WORK INSTRUCTIONS:
Report the number of lines in the entries below that include the word "zich", and nothing else.

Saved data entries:

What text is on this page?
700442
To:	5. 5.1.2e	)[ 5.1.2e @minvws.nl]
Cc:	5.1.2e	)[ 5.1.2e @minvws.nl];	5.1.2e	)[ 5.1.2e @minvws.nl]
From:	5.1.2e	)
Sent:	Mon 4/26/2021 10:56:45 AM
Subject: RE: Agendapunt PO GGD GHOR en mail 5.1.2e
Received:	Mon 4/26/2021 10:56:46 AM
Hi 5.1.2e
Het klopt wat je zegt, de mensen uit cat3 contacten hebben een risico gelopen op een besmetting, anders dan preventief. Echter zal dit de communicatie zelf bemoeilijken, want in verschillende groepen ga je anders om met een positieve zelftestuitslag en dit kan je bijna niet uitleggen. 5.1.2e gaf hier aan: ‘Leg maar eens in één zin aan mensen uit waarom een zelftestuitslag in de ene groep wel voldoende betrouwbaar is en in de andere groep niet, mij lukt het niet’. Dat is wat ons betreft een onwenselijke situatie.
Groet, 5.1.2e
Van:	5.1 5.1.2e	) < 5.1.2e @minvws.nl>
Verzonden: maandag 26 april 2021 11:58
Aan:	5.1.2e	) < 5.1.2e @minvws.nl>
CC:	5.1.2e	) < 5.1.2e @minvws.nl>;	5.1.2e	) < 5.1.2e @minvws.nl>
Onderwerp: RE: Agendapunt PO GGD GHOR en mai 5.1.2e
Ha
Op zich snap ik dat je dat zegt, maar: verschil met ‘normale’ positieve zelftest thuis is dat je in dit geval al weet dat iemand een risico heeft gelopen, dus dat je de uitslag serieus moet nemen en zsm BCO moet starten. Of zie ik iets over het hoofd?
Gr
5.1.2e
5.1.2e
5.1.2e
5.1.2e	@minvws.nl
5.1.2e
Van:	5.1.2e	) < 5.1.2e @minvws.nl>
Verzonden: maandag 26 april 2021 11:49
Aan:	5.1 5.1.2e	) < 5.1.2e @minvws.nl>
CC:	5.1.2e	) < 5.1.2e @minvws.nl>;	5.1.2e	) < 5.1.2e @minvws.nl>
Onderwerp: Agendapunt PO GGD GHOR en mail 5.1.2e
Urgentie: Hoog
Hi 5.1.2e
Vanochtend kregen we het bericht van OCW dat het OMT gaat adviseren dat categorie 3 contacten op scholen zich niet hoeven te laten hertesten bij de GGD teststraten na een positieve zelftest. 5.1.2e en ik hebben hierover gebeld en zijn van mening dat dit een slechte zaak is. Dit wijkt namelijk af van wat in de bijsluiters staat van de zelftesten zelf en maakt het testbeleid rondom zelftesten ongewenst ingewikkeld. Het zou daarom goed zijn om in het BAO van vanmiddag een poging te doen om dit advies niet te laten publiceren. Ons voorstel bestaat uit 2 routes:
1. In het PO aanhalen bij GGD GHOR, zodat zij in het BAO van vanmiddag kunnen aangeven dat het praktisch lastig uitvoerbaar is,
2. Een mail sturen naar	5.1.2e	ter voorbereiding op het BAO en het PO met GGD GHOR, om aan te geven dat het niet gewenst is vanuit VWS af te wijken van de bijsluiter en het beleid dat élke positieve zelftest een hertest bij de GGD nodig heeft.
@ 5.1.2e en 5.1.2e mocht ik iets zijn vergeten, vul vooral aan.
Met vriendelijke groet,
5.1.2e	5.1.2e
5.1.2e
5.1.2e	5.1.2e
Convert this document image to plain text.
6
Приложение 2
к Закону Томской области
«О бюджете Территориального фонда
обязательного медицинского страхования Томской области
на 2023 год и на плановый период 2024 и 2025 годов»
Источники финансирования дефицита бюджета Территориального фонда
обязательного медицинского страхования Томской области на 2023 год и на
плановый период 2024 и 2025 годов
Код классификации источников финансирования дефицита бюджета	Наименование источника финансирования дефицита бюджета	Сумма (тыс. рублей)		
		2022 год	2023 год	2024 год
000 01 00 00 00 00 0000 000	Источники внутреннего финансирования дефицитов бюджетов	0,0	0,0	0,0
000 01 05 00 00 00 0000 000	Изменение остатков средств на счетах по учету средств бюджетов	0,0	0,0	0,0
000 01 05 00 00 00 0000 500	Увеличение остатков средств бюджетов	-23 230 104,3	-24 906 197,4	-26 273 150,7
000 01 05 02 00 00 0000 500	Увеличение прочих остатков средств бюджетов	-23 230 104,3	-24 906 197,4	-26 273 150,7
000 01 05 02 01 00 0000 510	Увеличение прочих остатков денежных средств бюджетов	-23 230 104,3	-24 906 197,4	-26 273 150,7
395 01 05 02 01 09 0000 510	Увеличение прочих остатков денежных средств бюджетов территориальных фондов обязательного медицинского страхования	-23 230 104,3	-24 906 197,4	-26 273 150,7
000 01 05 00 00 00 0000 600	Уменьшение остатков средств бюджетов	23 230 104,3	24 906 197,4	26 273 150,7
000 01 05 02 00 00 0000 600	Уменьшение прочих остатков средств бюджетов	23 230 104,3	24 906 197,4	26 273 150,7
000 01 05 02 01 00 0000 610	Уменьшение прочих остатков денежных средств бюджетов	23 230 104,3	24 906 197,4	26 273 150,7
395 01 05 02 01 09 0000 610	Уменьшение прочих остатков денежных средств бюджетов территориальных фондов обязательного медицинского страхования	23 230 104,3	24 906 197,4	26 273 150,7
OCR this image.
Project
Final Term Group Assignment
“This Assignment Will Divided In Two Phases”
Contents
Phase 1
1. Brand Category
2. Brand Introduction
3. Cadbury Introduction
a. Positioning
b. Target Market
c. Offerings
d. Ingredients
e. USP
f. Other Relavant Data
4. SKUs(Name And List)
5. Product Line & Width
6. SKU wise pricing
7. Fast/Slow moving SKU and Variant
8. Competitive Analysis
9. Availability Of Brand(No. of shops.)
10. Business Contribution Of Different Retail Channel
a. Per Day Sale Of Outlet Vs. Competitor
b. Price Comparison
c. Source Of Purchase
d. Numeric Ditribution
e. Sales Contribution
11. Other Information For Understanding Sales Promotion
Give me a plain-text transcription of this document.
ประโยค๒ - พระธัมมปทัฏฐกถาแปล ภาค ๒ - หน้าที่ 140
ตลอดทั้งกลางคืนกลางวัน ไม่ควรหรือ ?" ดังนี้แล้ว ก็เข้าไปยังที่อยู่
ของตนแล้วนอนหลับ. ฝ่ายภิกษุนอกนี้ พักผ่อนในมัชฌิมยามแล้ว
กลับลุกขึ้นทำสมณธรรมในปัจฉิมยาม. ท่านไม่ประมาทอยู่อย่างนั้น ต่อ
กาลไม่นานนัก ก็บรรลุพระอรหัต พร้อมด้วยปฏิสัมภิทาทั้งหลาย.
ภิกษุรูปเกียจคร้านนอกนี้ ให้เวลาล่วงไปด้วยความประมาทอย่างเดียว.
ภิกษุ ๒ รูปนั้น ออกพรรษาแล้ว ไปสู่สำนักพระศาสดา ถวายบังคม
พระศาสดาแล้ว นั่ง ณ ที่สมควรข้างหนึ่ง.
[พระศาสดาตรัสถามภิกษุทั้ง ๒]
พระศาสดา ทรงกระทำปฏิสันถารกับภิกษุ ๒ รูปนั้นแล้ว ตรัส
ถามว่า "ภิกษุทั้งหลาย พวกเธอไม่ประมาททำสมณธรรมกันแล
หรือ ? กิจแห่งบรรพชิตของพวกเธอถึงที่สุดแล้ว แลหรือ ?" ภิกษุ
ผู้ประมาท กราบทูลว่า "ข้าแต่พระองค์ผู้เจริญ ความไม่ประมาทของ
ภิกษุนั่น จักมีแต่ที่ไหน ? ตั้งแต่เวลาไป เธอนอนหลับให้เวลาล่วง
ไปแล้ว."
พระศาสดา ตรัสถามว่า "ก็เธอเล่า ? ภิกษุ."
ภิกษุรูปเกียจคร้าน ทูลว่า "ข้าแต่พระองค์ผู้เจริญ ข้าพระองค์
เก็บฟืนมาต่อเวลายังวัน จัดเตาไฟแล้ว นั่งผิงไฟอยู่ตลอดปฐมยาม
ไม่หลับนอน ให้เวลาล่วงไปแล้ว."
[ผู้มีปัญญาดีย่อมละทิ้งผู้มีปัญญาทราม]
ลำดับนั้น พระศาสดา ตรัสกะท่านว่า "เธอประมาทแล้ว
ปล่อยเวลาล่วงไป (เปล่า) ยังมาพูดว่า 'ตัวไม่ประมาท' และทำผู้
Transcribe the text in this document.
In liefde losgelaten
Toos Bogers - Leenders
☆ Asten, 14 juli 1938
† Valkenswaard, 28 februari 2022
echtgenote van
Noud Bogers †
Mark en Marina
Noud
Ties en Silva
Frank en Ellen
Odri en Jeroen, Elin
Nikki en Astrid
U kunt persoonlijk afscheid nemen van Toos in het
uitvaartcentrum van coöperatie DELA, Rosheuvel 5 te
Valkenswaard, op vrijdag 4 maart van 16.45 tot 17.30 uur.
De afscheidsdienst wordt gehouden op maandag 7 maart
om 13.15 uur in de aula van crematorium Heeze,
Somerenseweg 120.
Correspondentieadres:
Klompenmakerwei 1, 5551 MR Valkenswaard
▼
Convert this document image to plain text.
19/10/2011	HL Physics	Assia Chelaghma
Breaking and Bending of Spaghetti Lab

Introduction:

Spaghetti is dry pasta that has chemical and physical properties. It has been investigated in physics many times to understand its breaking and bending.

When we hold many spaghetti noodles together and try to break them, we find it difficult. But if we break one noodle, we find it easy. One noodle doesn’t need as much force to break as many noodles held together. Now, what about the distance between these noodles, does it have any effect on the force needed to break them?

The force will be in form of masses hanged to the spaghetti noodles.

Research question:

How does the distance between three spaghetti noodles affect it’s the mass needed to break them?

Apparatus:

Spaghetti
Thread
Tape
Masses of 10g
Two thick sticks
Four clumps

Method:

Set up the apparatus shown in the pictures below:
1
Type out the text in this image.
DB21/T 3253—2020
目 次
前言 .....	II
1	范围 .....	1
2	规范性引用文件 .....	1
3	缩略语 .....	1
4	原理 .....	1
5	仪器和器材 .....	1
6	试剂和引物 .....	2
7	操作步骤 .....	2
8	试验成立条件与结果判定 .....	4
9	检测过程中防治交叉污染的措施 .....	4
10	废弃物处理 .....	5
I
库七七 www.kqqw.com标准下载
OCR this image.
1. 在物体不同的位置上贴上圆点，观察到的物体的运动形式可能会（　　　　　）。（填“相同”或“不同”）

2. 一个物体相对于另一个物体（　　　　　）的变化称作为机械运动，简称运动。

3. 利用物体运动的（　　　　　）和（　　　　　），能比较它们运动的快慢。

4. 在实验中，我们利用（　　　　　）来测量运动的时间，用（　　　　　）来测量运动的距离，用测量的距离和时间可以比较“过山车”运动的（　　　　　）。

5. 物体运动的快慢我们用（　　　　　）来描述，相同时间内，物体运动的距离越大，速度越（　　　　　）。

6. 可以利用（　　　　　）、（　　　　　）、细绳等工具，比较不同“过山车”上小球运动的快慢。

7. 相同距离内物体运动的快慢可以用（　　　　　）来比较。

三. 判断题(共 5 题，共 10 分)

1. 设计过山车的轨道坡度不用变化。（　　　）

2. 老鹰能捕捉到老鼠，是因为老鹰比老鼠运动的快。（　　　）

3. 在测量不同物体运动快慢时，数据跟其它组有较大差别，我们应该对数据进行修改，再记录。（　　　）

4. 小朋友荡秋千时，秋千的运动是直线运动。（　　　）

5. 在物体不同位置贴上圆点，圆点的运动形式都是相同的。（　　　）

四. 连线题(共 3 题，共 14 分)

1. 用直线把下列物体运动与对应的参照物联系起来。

OUTPUT BELOW:
2